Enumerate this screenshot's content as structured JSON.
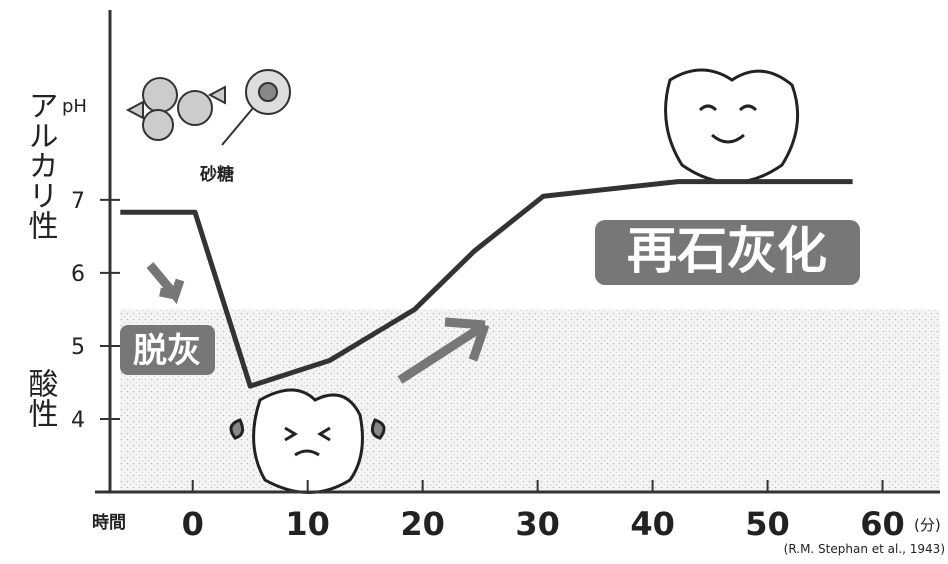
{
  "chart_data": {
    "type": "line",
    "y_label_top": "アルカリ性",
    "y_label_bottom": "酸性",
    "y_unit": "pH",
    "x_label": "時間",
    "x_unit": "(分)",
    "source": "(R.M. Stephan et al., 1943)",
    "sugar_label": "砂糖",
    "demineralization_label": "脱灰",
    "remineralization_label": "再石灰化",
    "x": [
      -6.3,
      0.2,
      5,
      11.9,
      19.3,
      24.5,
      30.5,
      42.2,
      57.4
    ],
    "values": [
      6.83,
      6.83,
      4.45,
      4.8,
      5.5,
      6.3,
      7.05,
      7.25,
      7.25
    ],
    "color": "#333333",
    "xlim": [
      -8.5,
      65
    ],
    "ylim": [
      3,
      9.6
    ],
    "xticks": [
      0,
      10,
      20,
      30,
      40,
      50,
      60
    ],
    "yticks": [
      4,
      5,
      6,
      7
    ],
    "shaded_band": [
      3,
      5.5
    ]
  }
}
▬▬▬▬▬▬▬▬▬▬
Work required>
Repeat verbatim all the material, but not the pictures.

Solution for this task>
Enumerate this screenshot's content as structured JSON.
{
  "chart_data": {
    "type": "line",
    "y_label_top": "アルカリ性",
    "y_label_bottom": "酸性",
    "y_unit": "pH",
    "x_label": "時間",
    "x_unit": "(分)",
    "source": "(R.M. Stephan et al., 1943)",
    "sugar_label": "砂糖",
    "demineralization_label": "脱灰",
    "remineralization_label": "再石灰化",
    "x": [
      -6.3,
      0.2,
      5,
      11.9,
      19.3,
      24.5,
      30.5,
      42.2,
      57.4
    ],
    "values": [
      6.83,
      6.83,
      4.45,
      4.8,
      5.5,
      6.3,
      7.05,
      7.25,
      7.25
    ],
    "color": "#333333",
    "xlim": [
      -8.5,
      65
    ],
    "ylim": [
      3,
      9.6
    ],
    "xticks": [
      0,
      10,
      20,
      30,
      40,
      50,
      60
    ],
    "yticks": [
      4,
      5,
      6,
      7
    ],
    "shaded_band": [
      3,
      5.5
    ]
  }
}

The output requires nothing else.